For this exercise, copy out each line of the material below that includes "JSON".

::::

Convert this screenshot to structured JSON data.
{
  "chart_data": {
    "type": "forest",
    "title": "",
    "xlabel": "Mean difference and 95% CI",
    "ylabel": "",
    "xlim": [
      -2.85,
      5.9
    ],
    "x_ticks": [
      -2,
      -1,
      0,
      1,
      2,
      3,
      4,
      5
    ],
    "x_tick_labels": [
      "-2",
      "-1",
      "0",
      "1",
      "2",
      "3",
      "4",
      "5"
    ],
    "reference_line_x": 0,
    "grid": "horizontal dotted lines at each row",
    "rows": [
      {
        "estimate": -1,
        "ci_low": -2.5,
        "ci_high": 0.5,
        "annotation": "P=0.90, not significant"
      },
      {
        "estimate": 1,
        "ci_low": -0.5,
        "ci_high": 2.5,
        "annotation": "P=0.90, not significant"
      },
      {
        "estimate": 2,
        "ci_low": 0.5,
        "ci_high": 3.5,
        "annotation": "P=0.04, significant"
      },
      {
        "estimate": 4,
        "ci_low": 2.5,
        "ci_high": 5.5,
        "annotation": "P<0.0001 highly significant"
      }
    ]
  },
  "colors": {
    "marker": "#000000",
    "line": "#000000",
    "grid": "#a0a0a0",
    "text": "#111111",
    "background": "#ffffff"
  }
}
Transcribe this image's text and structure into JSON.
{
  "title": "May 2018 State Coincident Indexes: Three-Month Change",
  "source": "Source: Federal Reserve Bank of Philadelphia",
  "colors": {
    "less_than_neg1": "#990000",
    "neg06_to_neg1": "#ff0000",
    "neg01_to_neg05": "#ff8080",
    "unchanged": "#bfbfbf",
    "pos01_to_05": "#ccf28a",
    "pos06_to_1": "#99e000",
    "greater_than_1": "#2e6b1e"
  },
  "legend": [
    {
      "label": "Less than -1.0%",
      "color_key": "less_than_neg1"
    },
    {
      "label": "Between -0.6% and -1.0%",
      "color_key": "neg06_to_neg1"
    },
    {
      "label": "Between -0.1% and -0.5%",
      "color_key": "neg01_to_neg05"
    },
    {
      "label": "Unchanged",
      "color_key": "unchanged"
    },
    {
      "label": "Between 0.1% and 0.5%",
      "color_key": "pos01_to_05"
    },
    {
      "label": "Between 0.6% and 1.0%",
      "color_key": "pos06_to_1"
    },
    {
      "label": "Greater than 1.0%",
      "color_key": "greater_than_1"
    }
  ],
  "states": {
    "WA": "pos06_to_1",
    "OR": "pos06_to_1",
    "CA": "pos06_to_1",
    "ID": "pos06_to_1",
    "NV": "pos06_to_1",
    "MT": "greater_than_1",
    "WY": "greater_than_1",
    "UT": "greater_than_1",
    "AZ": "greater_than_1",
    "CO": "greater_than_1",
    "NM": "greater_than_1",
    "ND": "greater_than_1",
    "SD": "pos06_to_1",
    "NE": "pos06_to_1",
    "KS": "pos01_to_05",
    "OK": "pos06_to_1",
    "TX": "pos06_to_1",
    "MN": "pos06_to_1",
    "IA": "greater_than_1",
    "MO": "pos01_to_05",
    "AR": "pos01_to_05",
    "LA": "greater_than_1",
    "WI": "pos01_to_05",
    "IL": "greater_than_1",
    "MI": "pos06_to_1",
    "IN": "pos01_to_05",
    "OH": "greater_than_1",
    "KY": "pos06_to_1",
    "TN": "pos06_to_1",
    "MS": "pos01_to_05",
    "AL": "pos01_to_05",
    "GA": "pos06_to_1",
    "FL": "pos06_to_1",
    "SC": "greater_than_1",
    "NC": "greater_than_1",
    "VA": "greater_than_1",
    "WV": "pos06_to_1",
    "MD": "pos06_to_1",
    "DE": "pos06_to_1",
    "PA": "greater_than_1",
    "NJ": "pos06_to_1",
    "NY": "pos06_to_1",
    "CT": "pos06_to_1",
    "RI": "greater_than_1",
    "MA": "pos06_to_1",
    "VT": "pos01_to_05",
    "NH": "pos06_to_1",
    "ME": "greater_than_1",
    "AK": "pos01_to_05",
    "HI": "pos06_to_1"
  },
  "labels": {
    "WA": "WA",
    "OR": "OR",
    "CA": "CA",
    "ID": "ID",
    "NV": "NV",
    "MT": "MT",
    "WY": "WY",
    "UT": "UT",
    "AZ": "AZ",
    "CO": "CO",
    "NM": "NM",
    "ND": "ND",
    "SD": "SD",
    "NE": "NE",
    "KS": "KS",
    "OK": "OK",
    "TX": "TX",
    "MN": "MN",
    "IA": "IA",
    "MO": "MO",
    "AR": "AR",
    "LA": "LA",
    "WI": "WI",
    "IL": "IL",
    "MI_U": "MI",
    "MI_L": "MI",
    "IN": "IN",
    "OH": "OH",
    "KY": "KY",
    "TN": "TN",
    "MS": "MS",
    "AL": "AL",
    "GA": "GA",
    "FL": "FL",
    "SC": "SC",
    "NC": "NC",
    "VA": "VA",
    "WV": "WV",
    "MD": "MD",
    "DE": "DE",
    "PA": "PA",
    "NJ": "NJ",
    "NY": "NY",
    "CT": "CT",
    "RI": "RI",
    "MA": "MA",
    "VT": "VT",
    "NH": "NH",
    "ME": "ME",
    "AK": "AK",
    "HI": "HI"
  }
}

::::

• **Response to the task**:
Convert this screenshot to structured JSON data.
Transcribe this image's text and structure into JSON.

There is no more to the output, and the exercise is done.